(Stored data entries)
[BEGIN]
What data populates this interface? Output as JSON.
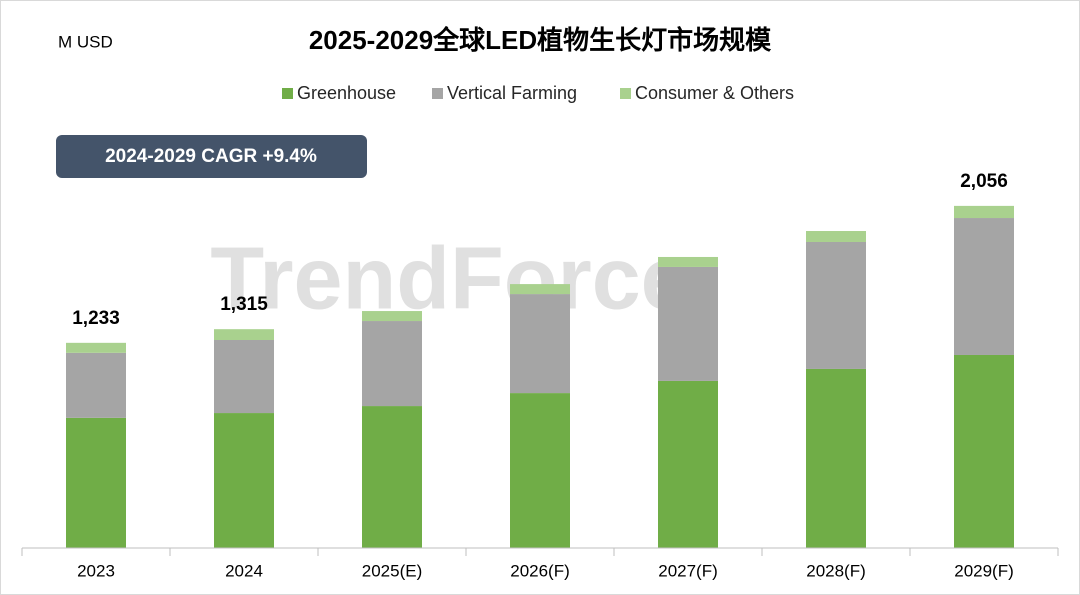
{
  "chart_data": {
    "type": "stacked_bar",
    "title": "2025-2029全球LED植物生长灯市场规模",
    "unit_label": "M USD",
    "annotation": "2024-2029 CAGR +9.4%",
    "watermark": "TrendForce",
    "categories": [
      "2023",
      "2024",
      "2025(E)",
      "2026(F)",
      "2027(F)",
      "2028(F)",
      "2029(F)"
    ],
    "series": [
      {
        "name": "Greenhouse",
        "color": "#70ad47",
        "values": [
          782,
          811,
          853,
          931,
          1004,
          1076,
          1160
        ]
      },
      {
        "name": "Vertical Farming",
        "color": "#a5a5a5",
        "values": [
          391,
          439,
          511,
          595,
          685,
          763,
          823
        ]
      },
      {
        "name": "Consumer & Others",
        "color": "#a9d18e",
        "values": [
          60,
          65,
          60,
          60,
          60,
          66,
          73
        ]
      }
    ],
    "totals": [
      1233,
      1315,
      null,
      null,
      null,
      null,
      2056
    ],
    "total_labels": [
      "1,233",
      "1,315",
      null,
      null,
      null,
      null,
      "2,056"
    ],
    "ylim": [
      0,
      2500
    ]
  }
}
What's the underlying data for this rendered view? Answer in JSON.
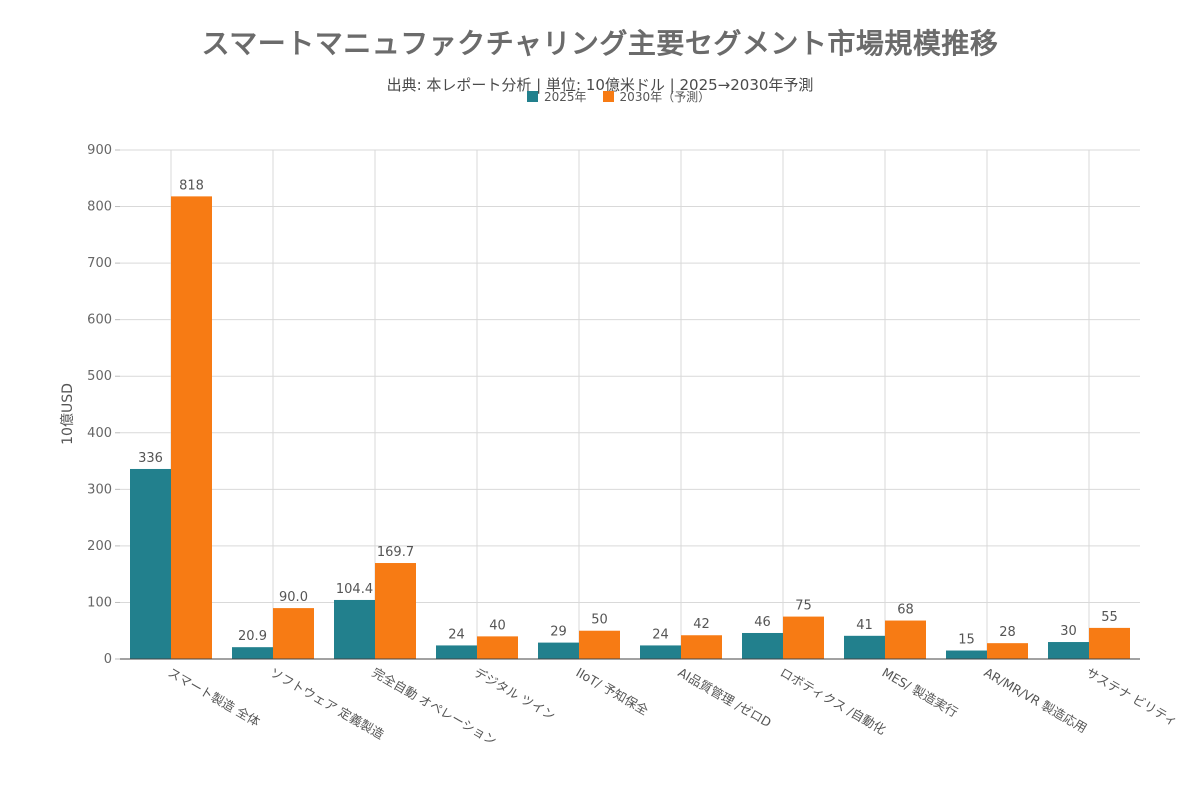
{
  "chart_data": {
    "type": "bar",
    "title": "スマートマニュファクチャリング主要セグメント市場規模推移",
    "subtitle": "出典: 本レポート分析 | 単位: 10億米ドル | 2025→2030年予測",
    "xlabel": "",
    "ylabel": "10億USD",
    "ylim": [
      0,
      900
    ],
    "yticks": [
      0,
      100,
      200,
      300,
      400,
      500,
      600,
      700,
      800,
      900
    ],
    "categories": [
      "スマート製造 全体",
      "ソフトウェア 定義製造",
      "完全自動 オペレーション",
      "デジタル ツイン",
      "IIoT/ 予知保全",
      "AI品質管理 /ゼロD",
      "ロボティクス /自動化",
      "MES/ 製造実行",
      "AR/MR/VR 製造応用",
      "サステナ ビリティ"
    ],
    "series": [
      {
        "name": "2025年",
        "color": "#22808d",
        "values": [
          336,
          20.9,
          104.4,
          24,
          29,
          24,
          46,
          41,
          15,
          30
        ],
        "labels": [
          "336",
          "20.9",
          "104.4",
          "24",
          "29",
          "24",
          "46",
          "41",
          "15",
          "30"
        ]
      },
      {
        "name": "2030年（予測）",
        "color": "#f77b14",
        "values": [
          818,
          90.0,
          169.7,
          40,
          50,
          42,
          75,
          68,
          28,
          55
        ],
        "labels": [
          "818",
          "90.0",
          "169.7",
          "40",
          "50",
          "42",
          "75",
          "68",
          "28",
          "55"
        ]
      }
    ],
    "grid": true,
    "legend_position": "top-center"
  }
}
[END]
Filter the listing above for the string "this" and copy every matching line.

**Expected answer:**
What data populates this interface? Output as JSON.
What's the underlying data for this rendered view? Answer in JSON.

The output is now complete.